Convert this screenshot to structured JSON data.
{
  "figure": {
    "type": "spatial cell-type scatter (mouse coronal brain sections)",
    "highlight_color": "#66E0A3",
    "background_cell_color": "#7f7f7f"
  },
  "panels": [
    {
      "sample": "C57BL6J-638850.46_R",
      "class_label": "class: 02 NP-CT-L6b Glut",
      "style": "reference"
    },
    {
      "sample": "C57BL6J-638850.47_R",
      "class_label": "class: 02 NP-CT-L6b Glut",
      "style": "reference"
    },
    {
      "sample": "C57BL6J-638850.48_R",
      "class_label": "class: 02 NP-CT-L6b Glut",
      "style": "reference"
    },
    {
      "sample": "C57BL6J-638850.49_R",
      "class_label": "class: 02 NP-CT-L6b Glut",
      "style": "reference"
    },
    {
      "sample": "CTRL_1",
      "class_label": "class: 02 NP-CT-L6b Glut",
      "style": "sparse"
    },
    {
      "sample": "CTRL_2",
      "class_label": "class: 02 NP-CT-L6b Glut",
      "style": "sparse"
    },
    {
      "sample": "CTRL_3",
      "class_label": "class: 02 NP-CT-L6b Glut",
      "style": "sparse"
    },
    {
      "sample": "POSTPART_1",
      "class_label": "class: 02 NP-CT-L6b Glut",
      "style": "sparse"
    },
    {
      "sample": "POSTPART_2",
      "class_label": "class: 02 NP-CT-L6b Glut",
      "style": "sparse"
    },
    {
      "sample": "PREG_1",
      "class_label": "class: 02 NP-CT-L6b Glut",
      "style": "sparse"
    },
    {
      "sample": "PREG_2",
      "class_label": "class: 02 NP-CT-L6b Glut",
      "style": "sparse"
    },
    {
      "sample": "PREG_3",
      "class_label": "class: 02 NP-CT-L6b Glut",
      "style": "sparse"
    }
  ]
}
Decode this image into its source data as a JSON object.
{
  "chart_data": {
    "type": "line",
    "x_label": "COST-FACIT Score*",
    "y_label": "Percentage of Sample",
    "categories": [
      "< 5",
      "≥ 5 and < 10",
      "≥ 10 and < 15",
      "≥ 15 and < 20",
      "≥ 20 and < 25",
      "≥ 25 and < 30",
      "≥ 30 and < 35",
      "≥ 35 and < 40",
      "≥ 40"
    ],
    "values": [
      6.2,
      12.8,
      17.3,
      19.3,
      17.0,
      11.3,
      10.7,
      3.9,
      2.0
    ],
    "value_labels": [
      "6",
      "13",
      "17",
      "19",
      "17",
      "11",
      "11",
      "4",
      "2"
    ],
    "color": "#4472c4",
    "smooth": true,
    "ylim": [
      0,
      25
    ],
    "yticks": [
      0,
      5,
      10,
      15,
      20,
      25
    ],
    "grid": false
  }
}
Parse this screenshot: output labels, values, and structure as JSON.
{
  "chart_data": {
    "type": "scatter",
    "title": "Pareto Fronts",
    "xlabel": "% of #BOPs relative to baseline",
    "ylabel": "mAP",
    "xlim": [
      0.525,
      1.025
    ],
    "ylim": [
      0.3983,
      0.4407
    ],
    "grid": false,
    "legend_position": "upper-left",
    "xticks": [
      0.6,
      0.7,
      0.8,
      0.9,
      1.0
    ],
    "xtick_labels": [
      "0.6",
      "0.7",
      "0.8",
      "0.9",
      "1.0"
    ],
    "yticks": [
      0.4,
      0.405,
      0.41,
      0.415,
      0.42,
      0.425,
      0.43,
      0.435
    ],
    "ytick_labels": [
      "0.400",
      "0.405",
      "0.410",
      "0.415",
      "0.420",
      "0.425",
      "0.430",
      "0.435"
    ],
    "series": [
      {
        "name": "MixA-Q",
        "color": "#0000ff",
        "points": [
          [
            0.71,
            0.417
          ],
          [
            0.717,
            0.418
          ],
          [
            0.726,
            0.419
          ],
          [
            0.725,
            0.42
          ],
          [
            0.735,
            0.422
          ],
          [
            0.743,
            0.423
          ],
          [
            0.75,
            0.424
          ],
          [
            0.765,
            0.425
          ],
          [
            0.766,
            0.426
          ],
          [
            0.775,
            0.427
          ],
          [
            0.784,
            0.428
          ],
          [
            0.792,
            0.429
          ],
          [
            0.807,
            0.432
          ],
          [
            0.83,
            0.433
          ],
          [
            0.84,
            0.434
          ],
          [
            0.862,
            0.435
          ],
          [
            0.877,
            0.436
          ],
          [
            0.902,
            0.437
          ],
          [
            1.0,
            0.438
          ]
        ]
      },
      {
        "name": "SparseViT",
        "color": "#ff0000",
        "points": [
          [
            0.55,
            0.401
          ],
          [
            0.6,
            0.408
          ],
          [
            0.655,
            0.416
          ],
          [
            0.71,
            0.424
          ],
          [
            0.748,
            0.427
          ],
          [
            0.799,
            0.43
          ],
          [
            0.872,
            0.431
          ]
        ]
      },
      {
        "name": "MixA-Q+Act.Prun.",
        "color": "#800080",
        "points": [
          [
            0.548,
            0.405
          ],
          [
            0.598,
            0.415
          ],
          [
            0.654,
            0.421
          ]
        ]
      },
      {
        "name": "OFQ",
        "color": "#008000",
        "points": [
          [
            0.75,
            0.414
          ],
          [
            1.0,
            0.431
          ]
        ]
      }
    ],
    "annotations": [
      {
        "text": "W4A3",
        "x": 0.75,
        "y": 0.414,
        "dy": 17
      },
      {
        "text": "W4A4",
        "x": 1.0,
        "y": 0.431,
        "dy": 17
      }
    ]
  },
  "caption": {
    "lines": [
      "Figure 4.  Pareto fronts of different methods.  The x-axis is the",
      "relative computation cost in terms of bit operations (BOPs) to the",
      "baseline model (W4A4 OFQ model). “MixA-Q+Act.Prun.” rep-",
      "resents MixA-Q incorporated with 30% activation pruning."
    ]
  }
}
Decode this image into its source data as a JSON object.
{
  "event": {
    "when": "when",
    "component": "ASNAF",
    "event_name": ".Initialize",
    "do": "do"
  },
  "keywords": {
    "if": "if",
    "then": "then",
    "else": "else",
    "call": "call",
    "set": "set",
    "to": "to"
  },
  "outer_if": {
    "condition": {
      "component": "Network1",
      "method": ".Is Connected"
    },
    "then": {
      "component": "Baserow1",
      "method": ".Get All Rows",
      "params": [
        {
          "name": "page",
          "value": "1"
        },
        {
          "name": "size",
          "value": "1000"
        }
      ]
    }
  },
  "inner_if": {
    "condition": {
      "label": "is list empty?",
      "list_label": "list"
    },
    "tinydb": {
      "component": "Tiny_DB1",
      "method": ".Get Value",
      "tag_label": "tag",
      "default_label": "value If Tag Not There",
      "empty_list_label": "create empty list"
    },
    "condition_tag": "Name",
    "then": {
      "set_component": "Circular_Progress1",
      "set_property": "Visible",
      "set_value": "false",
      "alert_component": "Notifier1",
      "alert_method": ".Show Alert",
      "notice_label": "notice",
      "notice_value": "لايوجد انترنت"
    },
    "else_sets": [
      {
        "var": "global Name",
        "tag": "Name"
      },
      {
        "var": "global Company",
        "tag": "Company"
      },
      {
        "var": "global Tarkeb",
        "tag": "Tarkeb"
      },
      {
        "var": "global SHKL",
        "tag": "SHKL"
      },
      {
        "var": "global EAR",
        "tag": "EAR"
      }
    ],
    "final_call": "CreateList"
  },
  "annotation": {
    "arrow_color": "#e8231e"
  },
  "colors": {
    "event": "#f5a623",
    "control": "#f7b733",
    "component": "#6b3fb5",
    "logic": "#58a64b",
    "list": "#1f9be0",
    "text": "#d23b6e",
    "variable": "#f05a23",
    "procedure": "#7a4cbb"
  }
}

> **What to do**
Return each entry from above without altering a single character.

> **Solution to the problem**
Convert this screenshot to structured JSON data.
{
  "figure": {
    "type": "spatial cell-type scatter (mouse coronal brain sections)",
    "highlight_color": "#66E0A3",
    "background_cell_color": "#7f7f7f"
  },
  "panels": [
    {
      "sample": "C57BL6J-638850.46_R",
      "class_label": "class: 02 NP-CT-L6b Glut",
      "style": "reference"
    },
    {
      "sample": "C57BL6J-638850.47_R",
      "class_label": "class: 02 NP-CT-L6b Glut",
      "style": "reference"
    },
    {
      "sample": "C57BL6J-638850.48_R",
      "class_label": "class: 02 NP-CT-L6b Glut",
      "style": "reference"
    },
    {
      "sample": "C57BL6J-638850.49_R",
      "class_label": "class: 02 NP-CT-L6b Glut",
      "style": "reference"
    },
    {
      "sample": "CTRL_1",
      "class_label": "class: 02 NP-CT-L6b Glut",
      "style": "sparse"
    },
    {
      "sample": "CTRL_2",
      "class_label": "class: 02 NP-CT-L6b Glut",
      "style": "sparse"
    },
    {
      "sample": "CTRL_3",
      "class_label": "class: 02 NP-CT-L6b Glut",
      "style": "sparse"
    },
    {
      "sample": "POSTPART_1",
      "class_label": "class: 02 NP-CT-L6b Glut",
      "style": "sparse"
    },
    {
      "sample": "POSTPART_2",
      "class_label": "class: 02 NP-CT-L6b Glut",
      "style": "sparse"
    },
    {
      "sample": "PREG_1",
      "class_label": "class: 02 NP-CT-L6b Glut",
      "style": "sparse"
    },
    {
      "sample": "PREG_2",
      "class_label": "class: 02 NP-CT-L6b Glut",
      "style": "sparse"
    },
    {
      "sample": "PREG_3",
      "class_label": "class: 02 NP-CT-L6b Glut",
      "style": "sparse"
    }
  ]
}
Decode this image into its source data as a JSON object.
{
  "chart_data": {
    "type": "line",
    "x_label": "COST-FACIT Score*",
    "y_label": "Percentage of Sample",
    "categories": [
      "< 5",
      "≥ 5 and < 10",
      "≥ 10 and < 15",
      "≥ 15 and < 20",
      "≥ 20 and < 25",
      "≥ 25 and < 30",
      "≥ 30 and < 35",
      "≥ 35 and < 40",
      "≥ 40"
    ],
    "values": [
      6.2,
      12.8,
      17.3,
      19.3,
      17.0,
      11.3,
      10.7,
      3.9,
      2.0
    ],
    "value_labels": [
      "6",
      "13",
      "17",
      "19",
      "17",
      "11",
      "11",
      "4",
      "2"
    ],
    "color": "#4472c4",
    "smooth": true,
    "ylim": [
      0,
      25
    ],
    "yticks": [
      0,
      5,
      10,
      15,
      20,
      25
    ],
    "grid": false
  }
}
Parse this screenshot: output labels, values, and structure as JSON.
{
  "chart_data": {
    "type": "scatter",
    "title": "Pareto Fronts",
    "xlabel": "% of #BOPs relative to baseline",
    "ylabel": "mAP",
    "xlim": [
      0.525,
      1.025
    ],
    "ylim": [
      0.3983,
      0.4407
    ],
    "grid": false,
    "legend_position": "upper-left",
    "xticks": [
      0.6,
      0.7,
      0.8,
      0.9,
      1.0
    ],
    "xtick_labels": [
      "0.6",
      "0.7",
      "0.8",
      "0.9",
      "1.0"
    ],
    "yticks": [
      0.4,
      0.405,
      0.41,
      0.415,
      0.42,
      0.425,
      0.43,
      0.435
    ],
    "ytick_labels": [
      "0.400",
      "0.405",
      "0.410",
      "0.415",
      "0.420",
      "0.425",
      "0.430",
      "0.435"
    ],
    "series": [
      {
        "name": "MixA-Q",
        "color": "#0000ff",
        "points": [
          [
            0.71,
            0.417
          ],
          [
            0.717,
            0.418
          ],
          [
            0.726,
            0.419
          ],
          [
            0.725,
            0.42
          ],
          [
            0.735,
            0.422
          ],
          [
            0.743,
            0.423
          ],
          [
            0.75,
            0.424
          ],
          [
            0.765,
            0.425
          ],
          [
            0.766,
            0.426
          ],
          [
            0.775,
            0.427
          ],
          [
            0.784,
            0.428
          ],
          [
            0.792,
            0.429
          ],
          [
            0.807,
            0.432
          ],
          [
            0.83,
            0.433
          ],
          [
            0.84,
            0.434
          ],
          [
            0.862,
            0.435
          ],
          [
            0.877,
            0.436
          ],
          [
            0.902,
            0.437
          ],
          [
            1.0,
            0.438
          ]
        ]
      },
      {
        "name": "SparseViT",
        "color": "#ff0000",
        "points": [
          [
            0.55,
            0.401
          ],
          [
            0.6,
            0.408
          ],
          [
            0.655,
            0.416
          ],
          [
            0.71,
            0.424
          ],
          [
            0.748,
            0.427
          ],
          [
            0.799,
            0.43
          ],
          [
            0.872,
            0.431
          ]
        ]
      },
      {
        "name": "MixA-Q+Act.Prun.",
        "color": "#800080",
        "points": [
          [
            0.548,
            0.405
          ],
          [
            0.598,
            0.415
          ],
          [
            0.654,
            0.421
          ]
        ]
      },
      {
        "name": "OFQ",
        "color": "#008000",
        "points": [
          [
            0.75,
            0.414
          ],
          [
            1.0,
            0.431
          ]
        ]
      }
    ],
    "annotations": [
      {
        "text": "W4A3",
        "x": 0.75,
        "y": 0.414,
        "dy": 17
      },
      {
        "text": "W4A4",
        "x": 1.0,
        "y": 0.431,
        "dy": 17
      }
    ]
  },
  "caption": {
    "lines": [
      "Figure 4.  Pareto fronts of different methods.  The x-axis is the",
      "relative computation cost in terms of bit operations (BOPs) to the",
      "baseline model (W4A4 OFQ model). “MixA-Q+Act.Prun.” rep-",
      "resents MixA-Q incorporated with 30% activation pruning."
    ]
  }
}
Decode this image into its source data as a JSON object.
{
  "event": {
    "when": "when",
    "component": "ASNAF",
    "event_name": ".Initialize",
    "do": "do"
  },
  "keywords": {
    "if": "if",
    "then": "then",
    "else": "else",
    "call": "call",
    "set": "set",
    "to": "to"
  },
  "outer_if": {
    "condition": {
      "component": "Network1",
      "method": ".Is Connected"
    },
    "then": {
      "component": "Baserow1",
      "method": ".Get All Rows",
      "params": [
        {
          "name": "page",
          "value": "1"
        },
        {
          "name": "size",
          "value": "1000"
        }
      ]
    }
  },
  "inner_if": {
    "condition": {
      "label": "is list empty?",
      "list_label": "list"
    },
    "tinydb": {
      "component": "Tiny_DB1",
      "method": ".Get Value",
      "tag_label": "tag",
      "default_label": "value If Tag Not There",
      "empty_list_label": "create empty list"
    },
    "condition_tag": "Name",
    "then": {
      "set_component": "Circular_Progress1",
      "set_property": "Visible",
      "set_value": "false",
      "alert_component": "Notifier1",
      "alert_method": ".Show Alert",
      "notice_label": "notice",
      "notice_value": "لايوجد انترنت"
    },
    "else_sets": [
      {
        "var": "global Name",
        "tag": "Name"
      },
      {
        "var": "global Company",
        "tag": "Company"
      },
      {
        "var": "global Tarkeb",
        "tag": "Tarkeb"
      },
      {
        "var": "global SHKL",
        "tag": "SHKL"
      },
      {
        "var": "global EAR",
        "tag": "EAR"
      }
    ],
    "final_call": "CreateList"
  },
  "annotation": {
    "arrow_color": "#e8231e"
  },
  "colors": {
    "event": "#f5a623",
    "control": "#f7b733",
    "component": "#6b3fb5",
    "logic": "#58a64b",
    "list": "#1f9be0",
    "text": "#d23b6e",
    "variable": "#f05a23",
    "procedure": "#7a4cbb"
  }
}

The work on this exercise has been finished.